▸ **Material provided**

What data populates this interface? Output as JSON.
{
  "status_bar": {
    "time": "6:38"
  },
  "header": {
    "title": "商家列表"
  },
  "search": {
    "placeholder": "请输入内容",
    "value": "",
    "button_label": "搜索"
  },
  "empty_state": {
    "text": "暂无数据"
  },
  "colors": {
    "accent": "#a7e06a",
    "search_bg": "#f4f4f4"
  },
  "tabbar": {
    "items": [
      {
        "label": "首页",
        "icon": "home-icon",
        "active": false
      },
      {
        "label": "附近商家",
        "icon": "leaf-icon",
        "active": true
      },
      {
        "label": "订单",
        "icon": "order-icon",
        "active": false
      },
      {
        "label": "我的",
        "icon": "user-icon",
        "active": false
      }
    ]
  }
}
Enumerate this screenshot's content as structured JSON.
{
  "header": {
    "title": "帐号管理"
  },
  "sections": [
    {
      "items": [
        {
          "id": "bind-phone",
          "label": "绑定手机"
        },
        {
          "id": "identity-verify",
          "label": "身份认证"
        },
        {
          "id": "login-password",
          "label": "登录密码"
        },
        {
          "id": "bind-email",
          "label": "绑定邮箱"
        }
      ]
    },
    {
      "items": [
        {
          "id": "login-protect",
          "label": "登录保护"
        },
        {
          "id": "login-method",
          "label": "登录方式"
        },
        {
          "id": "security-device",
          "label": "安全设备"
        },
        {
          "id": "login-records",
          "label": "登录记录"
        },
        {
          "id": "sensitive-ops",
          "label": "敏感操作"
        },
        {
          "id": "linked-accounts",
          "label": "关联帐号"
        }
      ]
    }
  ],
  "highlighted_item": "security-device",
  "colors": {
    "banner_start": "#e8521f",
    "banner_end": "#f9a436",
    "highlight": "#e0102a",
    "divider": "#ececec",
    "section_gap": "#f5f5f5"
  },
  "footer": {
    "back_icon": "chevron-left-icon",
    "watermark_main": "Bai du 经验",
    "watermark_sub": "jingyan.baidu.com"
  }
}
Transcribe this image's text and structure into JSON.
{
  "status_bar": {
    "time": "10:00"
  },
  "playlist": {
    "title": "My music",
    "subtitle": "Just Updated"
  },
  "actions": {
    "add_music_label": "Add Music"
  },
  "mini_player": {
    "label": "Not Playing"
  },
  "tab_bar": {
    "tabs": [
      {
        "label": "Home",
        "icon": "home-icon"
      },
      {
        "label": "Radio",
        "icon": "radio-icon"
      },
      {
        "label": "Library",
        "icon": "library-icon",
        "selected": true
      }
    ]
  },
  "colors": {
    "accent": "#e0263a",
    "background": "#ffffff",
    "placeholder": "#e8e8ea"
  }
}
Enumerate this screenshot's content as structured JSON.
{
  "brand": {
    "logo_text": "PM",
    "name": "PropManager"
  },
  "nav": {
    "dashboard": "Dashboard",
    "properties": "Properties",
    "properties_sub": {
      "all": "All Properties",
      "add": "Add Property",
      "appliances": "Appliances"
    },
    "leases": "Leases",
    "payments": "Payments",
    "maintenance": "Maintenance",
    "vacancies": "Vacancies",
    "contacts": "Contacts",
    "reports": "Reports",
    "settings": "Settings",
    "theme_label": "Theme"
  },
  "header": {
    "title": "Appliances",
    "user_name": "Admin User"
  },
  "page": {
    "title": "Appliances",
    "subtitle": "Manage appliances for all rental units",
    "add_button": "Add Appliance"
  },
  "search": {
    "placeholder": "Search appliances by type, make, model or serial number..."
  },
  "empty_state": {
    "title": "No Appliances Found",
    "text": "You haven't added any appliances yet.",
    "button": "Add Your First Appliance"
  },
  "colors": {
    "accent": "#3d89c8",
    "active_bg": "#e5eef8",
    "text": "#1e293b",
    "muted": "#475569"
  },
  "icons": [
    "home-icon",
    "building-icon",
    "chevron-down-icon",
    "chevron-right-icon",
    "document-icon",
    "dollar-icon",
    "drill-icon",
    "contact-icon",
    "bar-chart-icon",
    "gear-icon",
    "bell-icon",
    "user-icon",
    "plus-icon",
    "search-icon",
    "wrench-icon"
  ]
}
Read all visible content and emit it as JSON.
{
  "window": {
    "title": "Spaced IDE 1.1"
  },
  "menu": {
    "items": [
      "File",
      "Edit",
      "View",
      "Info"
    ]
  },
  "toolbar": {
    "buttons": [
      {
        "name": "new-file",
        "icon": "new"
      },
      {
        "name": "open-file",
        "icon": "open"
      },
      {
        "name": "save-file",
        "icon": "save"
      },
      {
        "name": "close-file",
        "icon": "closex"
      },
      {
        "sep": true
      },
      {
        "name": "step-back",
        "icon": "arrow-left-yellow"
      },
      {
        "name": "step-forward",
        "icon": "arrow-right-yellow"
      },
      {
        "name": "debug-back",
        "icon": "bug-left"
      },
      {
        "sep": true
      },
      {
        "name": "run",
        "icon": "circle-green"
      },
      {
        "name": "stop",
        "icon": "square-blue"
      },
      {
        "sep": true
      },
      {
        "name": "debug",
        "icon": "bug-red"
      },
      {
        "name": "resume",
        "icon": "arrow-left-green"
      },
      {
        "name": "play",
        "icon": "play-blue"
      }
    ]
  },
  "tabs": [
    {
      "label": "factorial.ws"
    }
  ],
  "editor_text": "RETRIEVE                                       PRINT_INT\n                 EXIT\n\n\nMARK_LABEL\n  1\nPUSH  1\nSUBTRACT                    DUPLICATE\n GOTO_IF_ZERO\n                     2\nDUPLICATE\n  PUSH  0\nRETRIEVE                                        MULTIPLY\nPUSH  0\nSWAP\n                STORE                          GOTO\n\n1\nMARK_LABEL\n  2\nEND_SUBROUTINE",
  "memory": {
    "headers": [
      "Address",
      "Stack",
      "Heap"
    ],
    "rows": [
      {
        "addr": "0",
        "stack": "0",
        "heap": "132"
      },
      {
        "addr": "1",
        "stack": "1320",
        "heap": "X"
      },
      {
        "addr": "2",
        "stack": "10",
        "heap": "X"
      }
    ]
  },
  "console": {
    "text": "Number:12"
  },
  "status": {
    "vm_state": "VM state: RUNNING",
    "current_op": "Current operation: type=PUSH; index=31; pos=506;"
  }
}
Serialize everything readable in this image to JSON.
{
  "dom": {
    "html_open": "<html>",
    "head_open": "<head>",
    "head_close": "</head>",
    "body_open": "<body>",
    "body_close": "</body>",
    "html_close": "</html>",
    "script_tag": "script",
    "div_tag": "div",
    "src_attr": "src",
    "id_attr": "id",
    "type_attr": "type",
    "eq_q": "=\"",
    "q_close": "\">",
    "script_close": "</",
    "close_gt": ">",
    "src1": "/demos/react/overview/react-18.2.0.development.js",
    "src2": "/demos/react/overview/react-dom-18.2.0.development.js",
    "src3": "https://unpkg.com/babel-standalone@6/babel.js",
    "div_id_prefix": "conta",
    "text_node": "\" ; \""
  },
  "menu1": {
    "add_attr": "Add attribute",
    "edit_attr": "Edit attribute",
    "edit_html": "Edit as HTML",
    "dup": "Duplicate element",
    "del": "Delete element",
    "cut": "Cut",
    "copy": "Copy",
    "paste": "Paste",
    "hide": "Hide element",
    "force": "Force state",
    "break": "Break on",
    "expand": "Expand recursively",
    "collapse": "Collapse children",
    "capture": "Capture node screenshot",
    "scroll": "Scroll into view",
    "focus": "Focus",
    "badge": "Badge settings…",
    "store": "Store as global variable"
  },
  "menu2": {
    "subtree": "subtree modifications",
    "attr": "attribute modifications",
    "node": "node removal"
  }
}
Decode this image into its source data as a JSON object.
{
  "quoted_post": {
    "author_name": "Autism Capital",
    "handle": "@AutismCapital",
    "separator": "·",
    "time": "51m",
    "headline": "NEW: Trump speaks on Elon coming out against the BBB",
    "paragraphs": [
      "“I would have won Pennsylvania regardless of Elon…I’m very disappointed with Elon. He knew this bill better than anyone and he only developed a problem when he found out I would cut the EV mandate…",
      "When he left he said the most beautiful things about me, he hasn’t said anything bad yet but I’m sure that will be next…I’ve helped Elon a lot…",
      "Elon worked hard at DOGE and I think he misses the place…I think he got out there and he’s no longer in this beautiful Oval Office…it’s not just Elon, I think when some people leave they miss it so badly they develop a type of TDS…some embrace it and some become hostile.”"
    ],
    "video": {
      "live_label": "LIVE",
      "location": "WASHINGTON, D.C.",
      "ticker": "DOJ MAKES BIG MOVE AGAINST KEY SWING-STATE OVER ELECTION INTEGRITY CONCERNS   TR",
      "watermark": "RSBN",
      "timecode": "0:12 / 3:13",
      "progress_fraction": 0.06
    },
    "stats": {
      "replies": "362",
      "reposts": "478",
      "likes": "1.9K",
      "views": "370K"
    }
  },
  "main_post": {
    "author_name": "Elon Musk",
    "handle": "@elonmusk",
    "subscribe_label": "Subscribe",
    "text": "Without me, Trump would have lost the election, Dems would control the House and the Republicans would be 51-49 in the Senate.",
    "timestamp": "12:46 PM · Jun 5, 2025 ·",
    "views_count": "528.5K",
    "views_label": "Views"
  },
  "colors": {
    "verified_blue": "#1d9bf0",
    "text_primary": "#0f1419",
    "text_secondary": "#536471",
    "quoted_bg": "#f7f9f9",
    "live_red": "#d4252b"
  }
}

▸ **Challenge**
Point out every line holding the string "placeholder" and copy it.

▸ **Expected answer**
    "placeholder": "请输入内容",
    "placeholder": "#e8e8ea"
    "placeholder": "Search appliances by type, make, model or serial number..."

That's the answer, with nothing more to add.